## YOUR TASK
Copy every line of the records below that holds the word "screenshot".

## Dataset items
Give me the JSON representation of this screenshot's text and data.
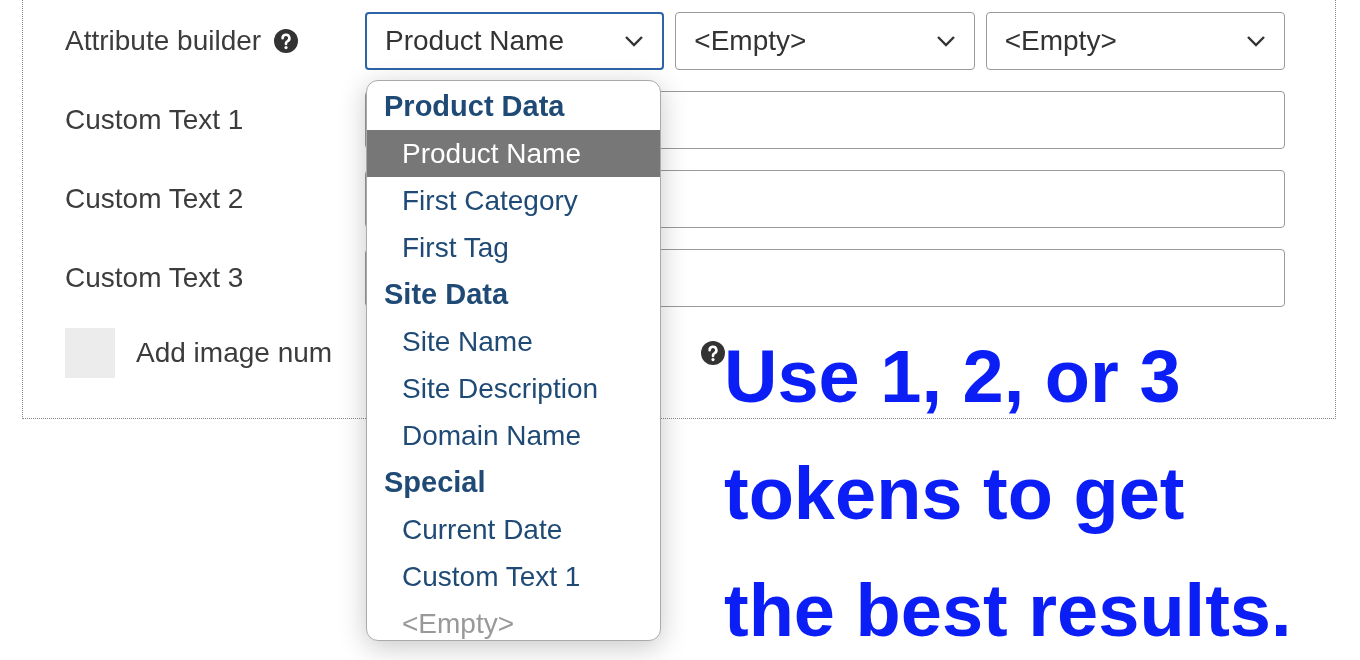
{
  "form": {
    "rows": [
      {
        "kind": "selects",
        "label": "Attribute builder",
        "help": true,
        "selects": [
          {
            "value": "Product Name",
            "focused": true
          },
          {
            "value": "<Empty>",
            "focused": false
          },
          {
            "value": "<Empty>",
            "focused": false
          }
        ]
      },
      {
        "kind": "text",
        "label": "Custom Text 1"
      },
      {
        "kind": "text",
        "label": "Custom Text 2"
      },
      {
        "kind": "text",
        "label": "Custom Text 3"
      },
      {
        "kind": "checkbox",
        "label": "Add image num",
        "checked": false,
        "help": true
      }
    ]
  },
  "dropdown": {
    "items": [
      {
        "kind": "group",
        "label": "Product Data"
      },
      {
        "kind": "option",
        "label": "Product Name",
        "selected": true
      },
      {
        "kind": "option",
        "label": "First Category",
        "selected": false
      },
      {
        "kind": "option",
        "label": "First Tag",
        "selected": false
      },
      {
        "kind": "group",
        "label": "Site Data"
      },
      {
        "kind": "option",
        "label": "Site Name",
        "selected": false
      },
      {
        "kind": "option",
        "label": "Site Description",
        "selected": false
      },
      {
        "kind": "option",
        "label": "Domain Name",
        "selected": false
      },
      {
        "kind": "group",
        "label": "Special"
      },
      {
        "kind": "option",
        "label": "Current Date",
        "selected": false
      },
      {
        "kind": "option",
        "label": "Custom Text 1",
        "selected": false
      },
      {
        "kind": "empty",
        "label": "<Empty>",
        "selected": false
      }
    ]
  },
  "note": "Use 1, 2, or 3\ntokens to get\nthe best results."
}
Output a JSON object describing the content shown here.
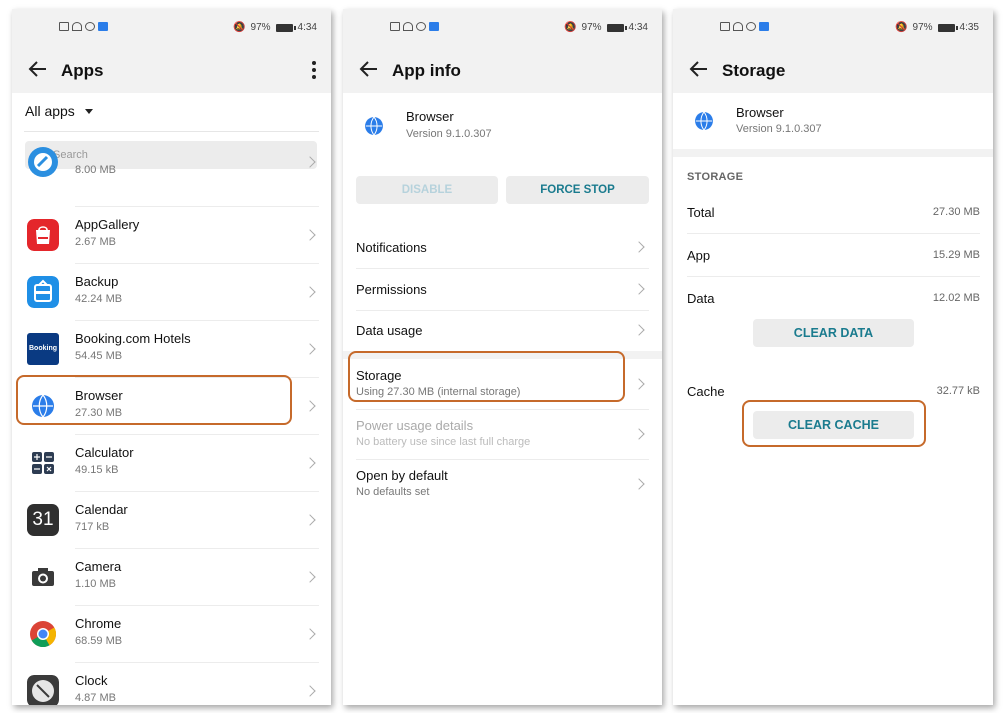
{
  "status": {
    "left_icons": [
      "sim-icon",
      "wifi-icon",
      "sync-icon",
      "app-notification-icon"
    ],
    "battery": "97%",
    "time_1": "4:34",
    "time_2": "4:34",
    "time_3": "4:35"
  },
  "screen1": {
    "title": "Apps",
    "filter_label": "All apps",
    "search_placeholder": "Search",
    "apps": [
      {
        "name": "",
        "size": "8.00 MB",
        "icon": "partial-app-icon",
        "color": "#2b8fe0"
      },
      {
        "name": "AppGallery",
        "size": "2.67 MB",
        "icon": "appgallery-icon",
        "color": "#e4262b"
      },
      {
        "name": "Backup",
        "size": "42.24 MB",
        "icon": "backup-icon",
        "color": "#1f8fe6"
      },
      {
        "name": "Booking.com Hotels",
        "size": "54.45 MB",
        "icon": "booking-icon",
        "color": "#0a3a82"
      },
      {
        "name": "Browser",
        "size": "27.30 MB",
        "icon": "browser-icon",
        "color": "#2b7de9"
      },
      {
        "name": "Calculator",
        "size": "49.15 kB",
        "icon": "calculator-icon",
        "color": "#2d3c52"
      },
      {
        "name": "Calendar",
        "size": "717 kB",
        "icon": "calendar-icon",
        "color": "#2f2f2f"
      },
      {
        "name": "Camera",
        "size": "1.10 MB",
        "icon": "camera-icon",
        "color": "#3a3a3a"
      },
      {
        "name": "Chrome",
        "size": "68.59 MB",
        "icon": "chrome-icon",
        "color": "#db4437"
      },
      {
        "name": "Clock",
        "size": "4.87 MB",
        "icon": "clock-icon",
        "color": "#3b3b3b"
      }
    ],
    "calendar_day": "31",
    "booking_logo": "Booking"
  },
  "screen2": {
    "title": "App info",
    "app_name": "Browser",
    "app_version": "Version 9.1.0.307",
    "disable_label": "DISABLE",
    "force_stop_label": "FORCE STOP",
    "items": [
      {
        "label": "Notifications"
      },
      {
        "label": "Permissions"
      },
      {
        "label": "Data usage"
      }
    ],
    "storage_label": "Storage",
    "storage_sub": "Using 27.30 MB (internal storage)",
    "power_label": "Power usage details",
    "power_sub": "No battery use since last full charge",
    "open_label": "Open by default",
    "open_sub": "No defaults set"
  },
  "screen3": {
    "title": "Storage",
    "app_name": "Browser",
    "app_version": "Version 9.1.0.307",
    "section_label": "STORAGE",
    "total_label": "Total",
    "total_value": "27.30 MB",
    "app_label": "App",
    "app_value": "15.29 MB",
    "data_label": "Data",
    "data_value": "12.02 MB",
    "clear_data_label": "CLEAR DATA",
    "cache_label": "Cache",
    "cache_value": "32.77 kB",
    "clear_cache_label": "CLEAR CACHE"
  },
  "colors": {
    "highlight": "#c66a2b",
    "accent_button_text": "#1a7b8e",
    "disabled_button_text": "#b6d2dc"
  }
}
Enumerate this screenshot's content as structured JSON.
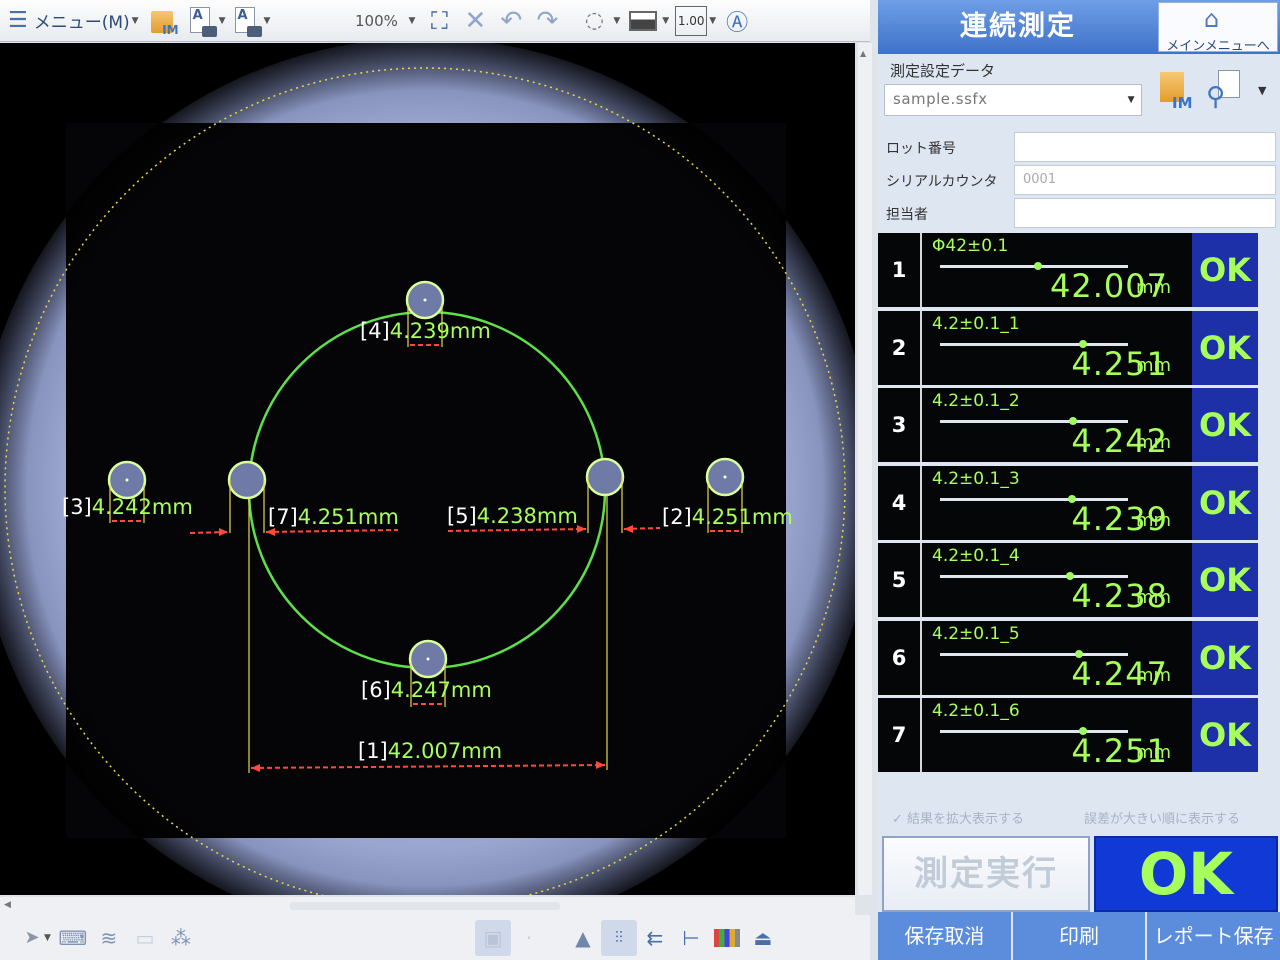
{
  "toolbar": {
    "menu_label": "メニュー(M)",
    "zoom": "100%",
    "scale_value": "1.00"
  },
  "panel": {
    "title": "連続測定",
    "main_menu": "メインメニューへ",
    "setting_label": "測定設定データ",
    "setting_file": "sample.ssfx",
    "info": [
      {
        "key": "ロット番号",
        "value": ""
      },
      {
        "key": "シリアルカウンタ",
        "value": "0001"
      },
      {
        "key": "担当者",
        "value": ""
      }
    ],
    "unit": "mm",
    "results": [
      {
        "no": "1",
        "name": "Φ42±0.1",
        "value": "42.007",
        "level": 0.52,
        "judge": "OK"
      },
      {
        "no": "2",
        "name": "4.2±0.1_1",
        "value": "4.251",
        "level": 0.76,
        "judge": "OK"
      },
      {
        "no": "3",
        "name": "4.2±0.1_2",
        "value": "4.242",
        "level": 0.71,
        "judge": "OK"
      },
      {
        "no": "4",
        "name": "4.2±0.1_3",
        "value": "4.239",
        "level": 0.7,
        "judge": "OK"
      },
      {
        "no": "5",
        "name": "4.2±0.1_4",
        "value": "4.238",
        "level": 0.69,
        "judge": "OK"
      },
      {
        "no": "6",
        "name": "4.2±0.1_5",
        "value": "4.247",
        "level": 0.74,
        "judge": "OK"
      },
      {
        "no": "7",
        "name": "4.2±0.1_6",
        "value": "4.251",
        "level": 0.76,
        "judge": "OK"
      }
    ],
    "opt_expand": "✓ 結果を拡大表示する",
    "opt_sort": "誤差が大きい順に表示する",
    "run_label": "測定実行",
    "total_judge": "OK",
    "footer": {
      "cancel": "保存取消",
      "print": "印刷",
      "report": "レポート保存"
    }
  },
  "measurements": [
    {
      "id": "[1]",
      "value": "42.007mm"
    },
    {
      "id": "[2]",
      "value": "4.251mm"
    },
    {
      "id": "[3]",
      "value": "4.242mm"
    },
    {
      "id": "[4]",
      "value": "4.239mm"
    },
    {
      "id": "[5]",
      "value": "4.238mm"
    },
    {
      "id": "[6]",
      "value": "4.247mm"
    },
    {
      "id": "[7]",
      "value": "4.251mm"
    }
  ],
  "colors": {
    "measure_green": "#a6ff5a",
    "circle_green": "#5ee04a",
    "dim_red": "#ff4a3a",
    "guide_yellow": "#e8d84a",
    "panel_blue": "#3f72c9",
    "judge_blue": "#1e30a8"
  }
}
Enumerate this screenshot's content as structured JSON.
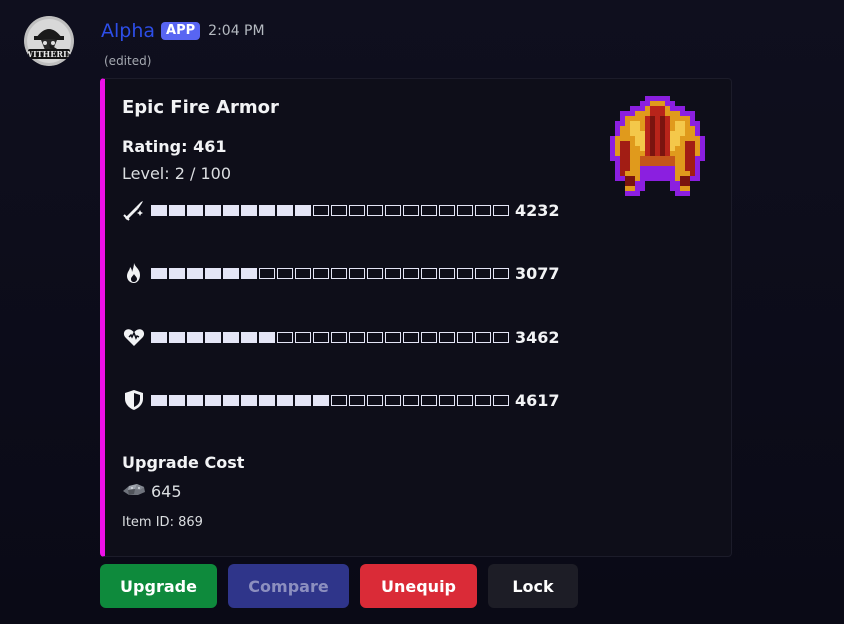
{
  "message": {
    "author": "Alpha",
    "app_badge": "APP",
    "timestamp": "2:04 PM",
    "edited": "(edited)",
    "avatar_text": "WITHERIN"
  },
  "embed": {
    "accent_color": "#ee10e8",
    "title": "Epic Fire Armor",
    "rating": "Rating: 461",
    "level": "Level: 2 / 100",
    "stats": [
      {
        "icon": "sword-sparkle-icon",
        "filled": 9,
        "total": 20,
        "value": "4232"
      },
      {
        "icon": "fire-icon",
        "filled": 6,
        "total": 20,
        "value": "3077"
      },
      {
        "icon": "heart-icon",
        "filled": 7,
        "total": 20,
        "value": "3462"
      },
      {
        "icon": "shield-icon",
        "filled": 10,
        "total": 20,
        "value": "4617"
      }
    ],
    "upgrade_cost_title": "Upgrade Cost",
    "upgrade_cost_icon": "ore-icon",
    "upgrade_cost_value": "645",
    "item_id": "Item ID: 869",
    "thumbnail": "fire-armor-icon"
  },
  "buttons": {
    "upgrade": "Upgrade",
    "compare": "Compare",
    "unequip": "Unequip",
    "lock": "Lock"
  },
  "colors": {
    "author": "#2d4ee8",
    "app_badge": "#5865f2",
    "upgrade": "#0e8a3c",
    "compare": "#2f358a",
    "unequip": "#da2b37",
    "lock": "#1d1d26"
  }
}
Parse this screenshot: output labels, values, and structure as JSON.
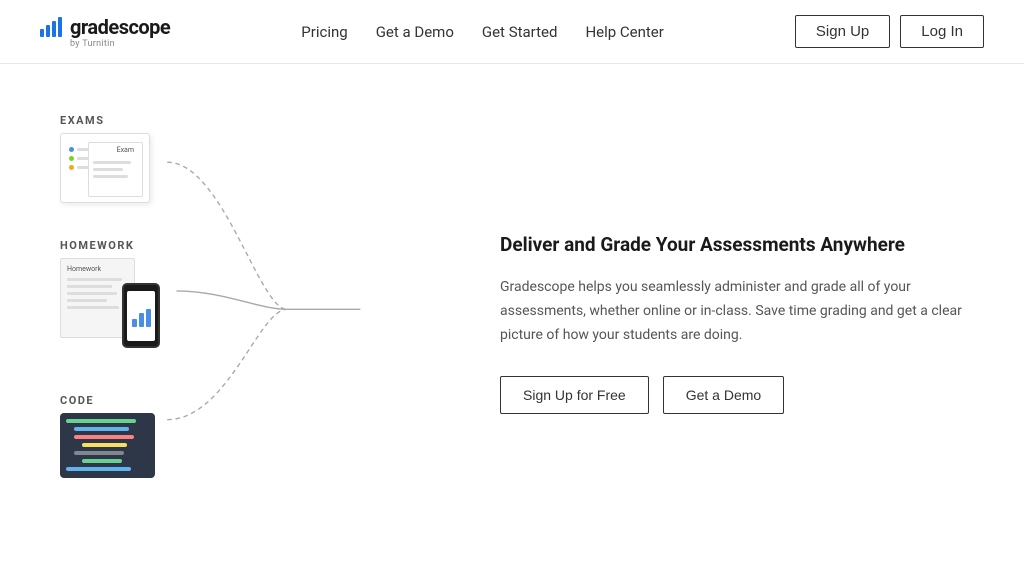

## WRITTEN SOLUTION
Give me the JSON representation of this screenshot's text and data.
Enumerate this screenshot's content as structured JSON.
Enumerate this screenshot's content as structured JSON.
Parse this screenshot: output labels, values, and structure as JSON.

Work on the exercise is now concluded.